**Aim**:
Copy out every line that contains "сонгон".

**Provided material**:
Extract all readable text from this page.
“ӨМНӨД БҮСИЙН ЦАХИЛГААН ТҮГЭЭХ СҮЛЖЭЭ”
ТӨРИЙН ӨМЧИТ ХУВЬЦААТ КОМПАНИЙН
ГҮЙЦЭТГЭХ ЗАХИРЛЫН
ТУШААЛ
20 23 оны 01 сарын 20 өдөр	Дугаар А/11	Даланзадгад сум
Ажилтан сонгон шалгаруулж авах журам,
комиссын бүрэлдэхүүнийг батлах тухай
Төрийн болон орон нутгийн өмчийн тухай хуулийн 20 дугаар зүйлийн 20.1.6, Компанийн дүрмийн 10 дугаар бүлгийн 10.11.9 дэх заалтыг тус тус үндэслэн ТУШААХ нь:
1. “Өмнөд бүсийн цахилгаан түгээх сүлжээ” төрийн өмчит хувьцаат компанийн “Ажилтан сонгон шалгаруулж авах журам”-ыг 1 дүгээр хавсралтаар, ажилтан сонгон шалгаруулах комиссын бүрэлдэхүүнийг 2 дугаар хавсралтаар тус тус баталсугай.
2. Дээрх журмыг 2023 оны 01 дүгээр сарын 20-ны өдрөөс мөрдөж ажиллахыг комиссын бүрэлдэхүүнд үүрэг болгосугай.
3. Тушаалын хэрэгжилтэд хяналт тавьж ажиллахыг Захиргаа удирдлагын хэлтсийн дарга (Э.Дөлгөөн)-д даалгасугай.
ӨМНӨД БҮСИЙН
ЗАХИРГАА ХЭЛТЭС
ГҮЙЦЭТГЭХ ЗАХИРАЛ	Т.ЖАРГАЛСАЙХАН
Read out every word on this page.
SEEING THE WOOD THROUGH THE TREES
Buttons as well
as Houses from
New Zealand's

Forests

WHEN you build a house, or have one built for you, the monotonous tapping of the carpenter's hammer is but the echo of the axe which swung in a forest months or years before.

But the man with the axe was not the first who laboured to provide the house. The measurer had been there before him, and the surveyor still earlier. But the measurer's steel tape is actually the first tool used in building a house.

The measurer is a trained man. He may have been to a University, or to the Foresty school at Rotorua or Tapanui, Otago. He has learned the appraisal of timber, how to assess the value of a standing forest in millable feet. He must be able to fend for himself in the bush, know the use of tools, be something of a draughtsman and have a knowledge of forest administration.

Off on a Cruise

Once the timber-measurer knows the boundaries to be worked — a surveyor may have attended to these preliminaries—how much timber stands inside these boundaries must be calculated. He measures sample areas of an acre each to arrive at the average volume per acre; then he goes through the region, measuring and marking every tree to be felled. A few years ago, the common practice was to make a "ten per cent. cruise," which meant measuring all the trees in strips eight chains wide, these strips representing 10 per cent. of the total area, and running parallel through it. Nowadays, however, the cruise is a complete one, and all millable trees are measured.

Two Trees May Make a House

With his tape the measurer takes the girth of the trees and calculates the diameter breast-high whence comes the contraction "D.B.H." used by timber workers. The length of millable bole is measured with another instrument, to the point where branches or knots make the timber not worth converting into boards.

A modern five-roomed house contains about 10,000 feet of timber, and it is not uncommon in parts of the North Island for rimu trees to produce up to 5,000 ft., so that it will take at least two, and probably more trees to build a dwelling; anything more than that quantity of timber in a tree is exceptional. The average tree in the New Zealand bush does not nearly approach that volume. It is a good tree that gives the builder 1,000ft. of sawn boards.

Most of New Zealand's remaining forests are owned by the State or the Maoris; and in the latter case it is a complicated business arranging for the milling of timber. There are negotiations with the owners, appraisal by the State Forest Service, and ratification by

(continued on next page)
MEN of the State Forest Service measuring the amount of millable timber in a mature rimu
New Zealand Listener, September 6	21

**Expected output**:
Ажилтан сонгон шалгаруулж авах журам,
1. “Өмнөд бүсийн цахилгаан түгээх сүлжээ” төрийн өмчит хувьцаат компанийн “Ажилтан сонгон шалгаруулж авах журам”-ыг 1 дүгээр хавсралтаар, ажилтан сонгон шалгаруулах комиссын бүрэлдэхүүнийг 2 дугаар хавсралтаар тус тус баталсугай.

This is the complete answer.